— BEGIN Material provided —
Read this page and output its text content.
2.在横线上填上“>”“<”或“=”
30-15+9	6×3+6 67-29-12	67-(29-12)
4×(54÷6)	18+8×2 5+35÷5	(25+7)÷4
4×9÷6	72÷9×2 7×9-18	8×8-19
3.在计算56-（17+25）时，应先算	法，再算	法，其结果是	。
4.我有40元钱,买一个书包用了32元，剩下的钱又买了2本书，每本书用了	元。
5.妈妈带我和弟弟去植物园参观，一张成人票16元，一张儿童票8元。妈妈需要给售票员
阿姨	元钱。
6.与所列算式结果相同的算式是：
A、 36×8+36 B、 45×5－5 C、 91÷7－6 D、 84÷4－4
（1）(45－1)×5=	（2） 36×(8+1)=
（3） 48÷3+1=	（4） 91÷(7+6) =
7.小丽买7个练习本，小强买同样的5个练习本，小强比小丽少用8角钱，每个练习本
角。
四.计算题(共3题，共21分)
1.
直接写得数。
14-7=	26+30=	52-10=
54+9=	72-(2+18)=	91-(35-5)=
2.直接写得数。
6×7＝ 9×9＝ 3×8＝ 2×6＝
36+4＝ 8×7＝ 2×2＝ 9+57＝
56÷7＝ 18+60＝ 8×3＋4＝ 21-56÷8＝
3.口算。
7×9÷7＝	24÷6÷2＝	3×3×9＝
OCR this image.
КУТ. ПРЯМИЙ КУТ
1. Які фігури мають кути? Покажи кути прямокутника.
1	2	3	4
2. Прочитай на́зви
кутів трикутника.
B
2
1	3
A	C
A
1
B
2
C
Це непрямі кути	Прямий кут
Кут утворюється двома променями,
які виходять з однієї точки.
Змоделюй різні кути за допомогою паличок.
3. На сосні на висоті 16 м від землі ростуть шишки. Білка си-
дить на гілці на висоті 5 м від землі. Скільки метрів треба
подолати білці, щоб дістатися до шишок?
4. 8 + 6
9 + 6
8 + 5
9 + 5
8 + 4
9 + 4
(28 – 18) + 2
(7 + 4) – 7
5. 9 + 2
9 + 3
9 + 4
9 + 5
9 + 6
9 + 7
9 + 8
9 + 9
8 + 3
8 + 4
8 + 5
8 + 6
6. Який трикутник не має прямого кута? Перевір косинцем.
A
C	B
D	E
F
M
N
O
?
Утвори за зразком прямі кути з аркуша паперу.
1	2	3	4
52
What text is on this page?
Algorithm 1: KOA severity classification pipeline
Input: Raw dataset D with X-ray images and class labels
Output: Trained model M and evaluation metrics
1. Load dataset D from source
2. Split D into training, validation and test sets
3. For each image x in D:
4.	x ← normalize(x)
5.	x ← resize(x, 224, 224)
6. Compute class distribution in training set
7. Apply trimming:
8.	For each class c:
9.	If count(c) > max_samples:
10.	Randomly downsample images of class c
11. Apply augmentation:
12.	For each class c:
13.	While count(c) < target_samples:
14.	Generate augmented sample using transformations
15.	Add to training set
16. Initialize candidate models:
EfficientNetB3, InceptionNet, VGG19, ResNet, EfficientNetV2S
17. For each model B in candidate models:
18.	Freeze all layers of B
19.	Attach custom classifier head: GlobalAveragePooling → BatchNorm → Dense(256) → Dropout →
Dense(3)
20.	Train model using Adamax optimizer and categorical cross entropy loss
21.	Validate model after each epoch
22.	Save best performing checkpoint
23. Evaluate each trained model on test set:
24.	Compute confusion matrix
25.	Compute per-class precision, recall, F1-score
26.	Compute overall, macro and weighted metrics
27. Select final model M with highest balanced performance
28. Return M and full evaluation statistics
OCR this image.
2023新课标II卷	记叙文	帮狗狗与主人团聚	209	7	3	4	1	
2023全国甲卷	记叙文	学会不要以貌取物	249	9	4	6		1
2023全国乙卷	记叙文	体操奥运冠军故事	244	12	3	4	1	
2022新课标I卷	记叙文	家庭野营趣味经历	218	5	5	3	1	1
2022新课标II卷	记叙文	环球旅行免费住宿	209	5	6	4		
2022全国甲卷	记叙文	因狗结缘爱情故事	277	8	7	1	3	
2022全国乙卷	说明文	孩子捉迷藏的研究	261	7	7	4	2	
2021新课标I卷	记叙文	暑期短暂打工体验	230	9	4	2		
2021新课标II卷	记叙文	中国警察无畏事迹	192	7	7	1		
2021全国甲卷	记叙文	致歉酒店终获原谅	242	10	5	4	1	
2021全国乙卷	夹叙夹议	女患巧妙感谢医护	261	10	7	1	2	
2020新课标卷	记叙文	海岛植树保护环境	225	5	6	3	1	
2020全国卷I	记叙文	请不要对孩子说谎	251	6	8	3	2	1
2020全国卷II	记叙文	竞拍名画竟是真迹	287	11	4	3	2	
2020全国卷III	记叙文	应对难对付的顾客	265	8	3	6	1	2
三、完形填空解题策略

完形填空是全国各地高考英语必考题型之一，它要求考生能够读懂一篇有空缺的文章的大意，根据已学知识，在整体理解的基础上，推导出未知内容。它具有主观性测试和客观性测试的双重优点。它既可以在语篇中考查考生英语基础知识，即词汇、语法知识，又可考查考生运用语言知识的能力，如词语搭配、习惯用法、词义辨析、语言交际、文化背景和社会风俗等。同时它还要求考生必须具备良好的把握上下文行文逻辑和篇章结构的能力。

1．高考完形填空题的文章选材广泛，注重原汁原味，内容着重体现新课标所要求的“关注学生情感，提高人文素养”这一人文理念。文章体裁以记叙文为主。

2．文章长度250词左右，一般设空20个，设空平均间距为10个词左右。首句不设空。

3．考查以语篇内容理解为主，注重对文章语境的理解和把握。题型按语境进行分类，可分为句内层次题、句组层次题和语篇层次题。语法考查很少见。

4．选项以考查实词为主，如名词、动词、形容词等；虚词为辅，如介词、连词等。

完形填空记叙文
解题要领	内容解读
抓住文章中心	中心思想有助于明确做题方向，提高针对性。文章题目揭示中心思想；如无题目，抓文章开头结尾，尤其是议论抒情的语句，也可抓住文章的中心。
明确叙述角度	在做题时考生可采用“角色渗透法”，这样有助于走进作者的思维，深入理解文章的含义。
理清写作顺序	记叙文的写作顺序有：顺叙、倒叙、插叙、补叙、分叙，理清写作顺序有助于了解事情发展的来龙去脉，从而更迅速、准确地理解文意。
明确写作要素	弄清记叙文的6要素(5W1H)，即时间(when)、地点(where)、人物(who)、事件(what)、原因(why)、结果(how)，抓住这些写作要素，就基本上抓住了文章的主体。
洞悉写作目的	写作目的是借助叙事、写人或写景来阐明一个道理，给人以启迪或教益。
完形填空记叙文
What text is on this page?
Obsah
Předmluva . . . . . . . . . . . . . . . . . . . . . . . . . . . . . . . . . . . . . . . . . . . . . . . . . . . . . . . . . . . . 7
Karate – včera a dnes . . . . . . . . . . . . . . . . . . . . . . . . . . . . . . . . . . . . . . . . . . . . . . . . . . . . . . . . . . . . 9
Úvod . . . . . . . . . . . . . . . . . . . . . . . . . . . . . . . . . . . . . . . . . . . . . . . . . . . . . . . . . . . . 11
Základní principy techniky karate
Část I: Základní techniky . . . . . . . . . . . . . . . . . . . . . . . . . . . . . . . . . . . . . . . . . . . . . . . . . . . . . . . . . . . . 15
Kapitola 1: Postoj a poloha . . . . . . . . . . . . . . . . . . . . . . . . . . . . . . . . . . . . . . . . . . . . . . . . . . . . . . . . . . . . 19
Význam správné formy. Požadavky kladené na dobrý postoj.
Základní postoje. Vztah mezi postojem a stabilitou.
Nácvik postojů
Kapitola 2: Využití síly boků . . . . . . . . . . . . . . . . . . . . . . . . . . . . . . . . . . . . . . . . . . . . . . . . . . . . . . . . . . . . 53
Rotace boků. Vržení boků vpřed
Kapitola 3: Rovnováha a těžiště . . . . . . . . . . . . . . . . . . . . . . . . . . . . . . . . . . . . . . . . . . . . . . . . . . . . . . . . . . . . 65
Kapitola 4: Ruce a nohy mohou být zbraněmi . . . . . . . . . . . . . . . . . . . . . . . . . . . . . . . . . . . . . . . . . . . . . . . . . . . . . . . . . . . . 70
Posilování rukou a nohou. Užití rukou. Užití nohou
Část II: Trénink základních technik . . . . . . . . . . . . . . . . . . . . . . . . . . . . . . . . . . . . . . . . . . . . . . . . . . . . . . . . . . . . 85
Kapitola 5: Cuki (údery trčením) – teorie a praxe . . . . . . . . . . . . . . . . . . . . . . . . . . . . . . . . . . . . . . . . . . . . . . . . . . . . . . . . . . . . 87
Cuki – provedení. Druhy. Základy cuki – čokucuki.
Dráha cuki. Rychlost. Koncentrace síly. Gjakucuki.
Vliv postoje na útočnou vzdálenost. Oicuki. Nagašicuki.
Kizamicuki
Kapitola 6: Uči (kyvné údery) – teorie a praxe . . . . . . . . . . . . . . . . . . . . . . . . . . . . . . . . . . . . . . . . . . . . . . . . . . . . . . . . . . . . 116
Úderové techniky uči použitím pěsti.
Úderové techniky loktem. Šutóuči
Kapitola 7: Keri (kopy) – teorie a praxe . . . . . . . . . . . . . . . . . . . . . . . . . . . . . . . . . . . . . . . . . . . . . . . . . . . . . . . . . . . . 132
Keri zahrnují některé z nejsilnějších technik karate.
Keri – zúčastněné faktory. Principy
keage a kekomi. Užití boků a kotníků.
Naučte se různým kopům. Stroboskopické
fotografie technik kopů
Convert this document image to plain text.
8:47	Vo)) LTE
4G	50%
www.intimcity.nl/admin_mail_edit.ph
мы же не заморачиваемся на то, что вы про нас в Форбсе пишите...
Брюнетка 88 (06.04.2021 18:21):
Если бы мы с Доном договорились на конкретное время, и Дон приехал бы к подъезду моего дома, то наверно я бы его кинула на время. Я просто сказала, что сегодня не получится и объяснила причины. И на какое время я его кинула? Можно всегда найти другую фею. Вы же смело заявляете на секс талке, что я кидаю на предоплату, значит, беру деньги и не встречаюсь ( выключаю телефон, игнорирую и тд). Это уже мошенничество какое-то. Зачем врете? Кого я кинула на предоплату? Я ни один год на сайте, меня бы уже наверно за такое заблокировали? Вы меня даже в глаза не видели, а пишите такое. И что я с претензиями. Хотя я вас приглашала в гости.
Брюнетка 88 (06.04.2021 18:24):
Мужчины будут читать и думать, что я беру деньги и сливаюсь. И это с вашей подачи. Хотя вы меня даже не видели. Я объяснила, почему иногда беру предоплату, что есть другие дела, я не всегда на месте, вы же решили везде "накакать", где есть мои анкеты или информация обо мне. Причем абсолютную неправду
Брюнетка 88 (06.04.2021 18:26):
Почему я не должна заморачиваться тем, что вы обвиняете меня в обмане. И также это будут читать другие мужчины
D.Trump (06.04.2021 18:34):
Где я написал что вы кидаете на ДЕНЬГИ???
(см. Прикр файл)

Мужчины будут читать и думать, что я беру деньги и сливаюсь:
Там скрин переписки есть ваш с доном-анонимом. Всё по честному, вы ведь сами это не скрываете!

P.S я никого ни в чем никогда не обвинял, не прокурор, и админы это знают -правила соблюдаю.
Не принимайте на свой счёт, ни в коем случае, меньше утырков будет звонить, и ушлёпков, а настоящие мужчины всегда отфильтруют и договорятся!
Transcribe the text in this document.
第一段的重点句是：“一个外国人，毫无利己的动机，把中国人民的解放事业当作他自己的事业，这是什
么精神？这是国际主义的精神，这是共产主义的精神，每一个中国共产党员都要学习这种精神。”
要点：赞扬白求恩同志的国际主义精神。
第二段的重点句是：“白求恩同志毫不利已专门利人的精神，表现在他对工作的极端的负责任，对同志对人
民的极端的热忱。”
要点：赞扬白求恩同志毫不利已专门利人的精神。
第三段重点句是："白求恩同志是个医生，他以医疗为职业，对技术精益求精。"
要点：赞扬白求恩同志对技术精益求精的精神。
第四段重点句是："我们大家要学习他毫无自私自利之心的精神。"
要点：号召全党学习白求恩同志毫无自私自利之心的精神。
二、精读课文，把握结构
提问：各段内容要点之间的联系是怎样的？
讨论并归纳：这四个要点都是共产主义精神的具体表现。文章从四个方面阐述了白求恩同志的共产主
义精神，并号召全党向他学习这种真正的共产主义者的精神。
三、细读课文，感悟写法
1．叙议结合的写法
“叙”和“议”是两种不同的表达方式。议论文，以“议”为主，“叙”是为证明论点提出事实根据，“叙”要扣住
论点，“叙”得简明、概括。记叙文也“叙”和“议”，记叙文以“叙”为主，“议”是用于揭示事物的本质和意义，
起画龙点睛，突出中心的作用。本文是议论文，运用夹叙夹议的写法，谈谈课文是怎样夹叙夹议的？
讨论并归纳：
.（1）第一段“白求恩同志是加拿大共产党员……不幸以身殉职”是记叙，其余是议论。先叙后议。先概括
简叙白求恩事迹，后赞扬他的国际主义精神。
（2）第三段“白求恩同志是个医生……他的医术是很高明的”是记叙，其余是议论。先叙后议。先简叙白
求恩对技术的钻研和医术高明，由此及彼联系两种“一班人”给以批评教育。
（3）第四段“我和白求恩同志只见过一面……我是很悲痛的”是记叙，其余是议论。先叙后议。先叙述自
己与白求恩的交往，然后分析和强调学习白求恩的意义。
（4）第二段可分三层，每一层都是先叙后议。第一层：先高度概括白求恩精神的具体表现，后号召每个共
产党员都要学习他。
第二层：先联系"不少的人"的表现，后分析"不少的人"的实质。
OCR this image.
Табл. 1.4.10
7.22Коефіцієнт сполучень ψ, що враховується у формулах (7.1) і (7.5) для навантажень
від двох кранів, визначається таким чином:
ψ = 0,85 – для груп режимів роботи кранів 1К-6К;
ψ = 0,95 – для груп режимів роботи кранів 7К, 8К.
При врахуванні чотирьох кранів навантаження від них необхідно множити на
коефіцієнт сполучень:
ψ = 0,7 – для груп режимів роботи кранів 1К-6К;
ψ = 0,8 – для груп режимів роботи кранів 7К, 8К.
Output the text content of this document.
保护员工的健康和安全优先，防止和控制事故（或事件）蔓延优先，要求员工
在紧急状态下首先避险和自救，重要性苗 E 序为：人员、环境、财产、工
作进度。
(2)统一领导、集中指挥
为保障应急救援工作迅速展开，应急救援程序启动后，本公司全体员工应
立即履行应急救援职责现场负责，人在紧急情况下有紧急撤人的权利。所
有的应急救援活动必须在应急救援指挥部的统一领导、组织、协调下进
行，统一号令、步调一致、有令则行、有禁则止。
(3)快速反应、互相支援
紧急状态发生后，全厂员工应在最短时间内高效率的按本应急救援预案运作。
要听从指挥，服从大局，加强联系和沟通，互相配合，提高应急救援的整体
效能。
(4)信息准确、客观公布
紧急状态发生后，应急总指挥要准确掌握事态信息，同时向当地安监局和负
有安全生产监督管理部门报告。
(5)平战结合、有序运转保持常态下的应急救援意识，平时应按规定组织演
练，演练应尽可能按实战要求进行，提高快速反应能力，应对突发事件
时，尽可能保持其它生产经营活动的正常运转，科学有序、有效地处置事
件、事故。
— END Material provided —
Stated goal ▸ Take the lines above from the one holding "Output the text content of this document." to the last and output them exactly.

Exercise solution ▸
Output the text content of this document.
保护员工的健康和安全优先，防止和控制事故（或事件）蔓延优先，要求员工
在紧急状态下首先避险和自救，重要性苗 E 序为：人员、环境、财产、工
作进度。
(2)统一领导、集中指挥
为保障应急救援工作迅速展开，应急救援程序启动后，本公司全体员工应
立即履行应急救援职责现场负责，人在紧急情况下有紧急撤人的权利。所
有的应急救援活动必须在应急救援指挥部的统一领导、组织、协调下进
行，统一号令、步调一致、有令则行、有禁则止。
(3)快速反应、互相支援
紧急状态发生后，全厂员工应在最短时间内高效率的按本应急救援预案运作。
要听从指挥，服从大局，加强联系和沟通，互相配合，提高应急救援的整体
效能。
(4)信息准确、客观公布
紧急状态发生后，应急总指挥要准确掌握事态信息，同时向当地安监局和负
有安全生产监督管理部门报告。
(5)平战结合、有序运转保持常态下的应急救援意识，平时应按规定组织演
练，演练应尽可能按实战要求进行，提高快速反应能力，应对突发事件
时，尽可能保持其它生产经营活动的正常运转，科学有序、有效地处置事
件、事故。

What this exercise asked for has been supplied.